>> START

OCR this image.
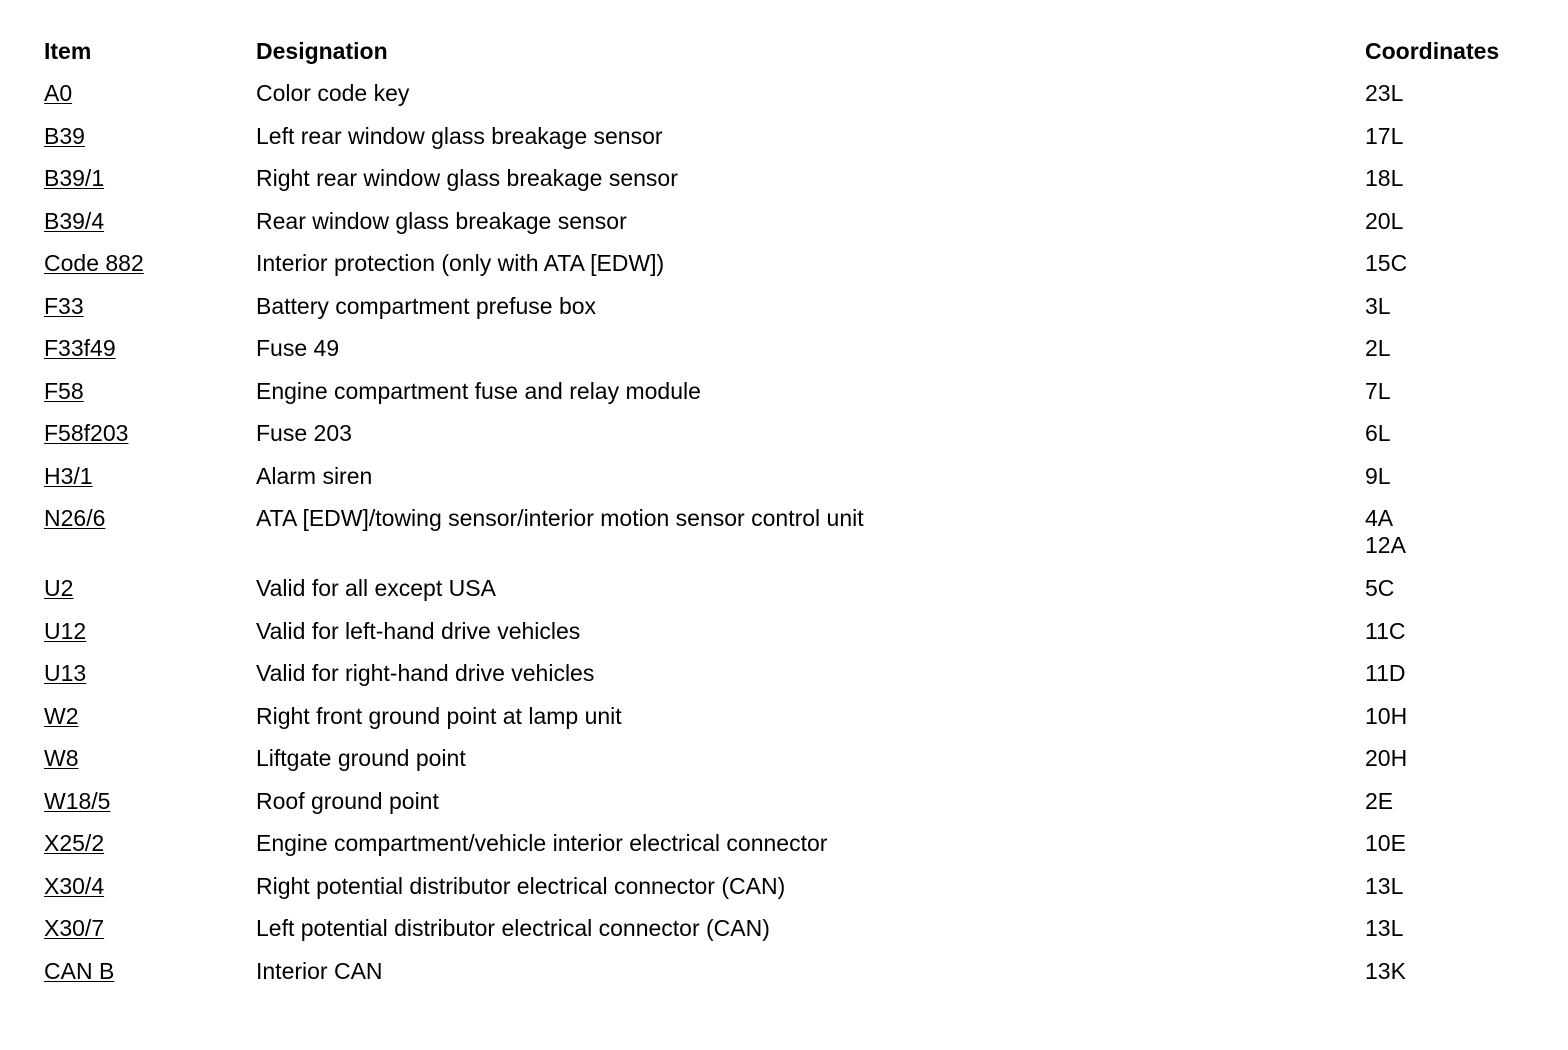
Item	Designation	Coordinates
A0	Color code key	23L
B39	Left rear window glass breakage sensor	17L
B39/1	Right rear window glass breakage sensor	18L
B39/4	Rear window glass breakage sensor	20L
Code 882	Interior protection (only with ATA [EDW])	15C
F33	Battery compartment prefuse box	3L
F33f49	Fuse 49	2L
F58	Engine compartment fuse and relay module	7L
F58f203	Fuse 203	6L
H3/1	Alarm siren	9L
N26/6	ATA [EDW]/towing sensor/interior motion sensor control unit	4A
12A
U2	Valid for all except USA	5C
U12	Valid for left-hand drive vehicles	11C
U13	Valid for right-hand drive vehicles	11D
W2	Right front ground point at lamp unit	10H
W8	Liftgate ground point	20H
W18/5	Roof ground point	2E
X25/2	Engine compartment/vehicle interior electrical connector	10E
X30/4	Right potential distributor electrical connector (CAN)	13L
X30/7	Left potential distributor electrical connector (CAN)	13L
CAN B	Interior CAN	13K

>> END

=== Directions for this task ===
From the data above, copy each line where the string "distributor" appears.

=== Response to this exercise ===
X30/4	Right potential distributor electrical connector (CAN)	13L
X30/7	Left potential distributor electrical connector (CAN)	13L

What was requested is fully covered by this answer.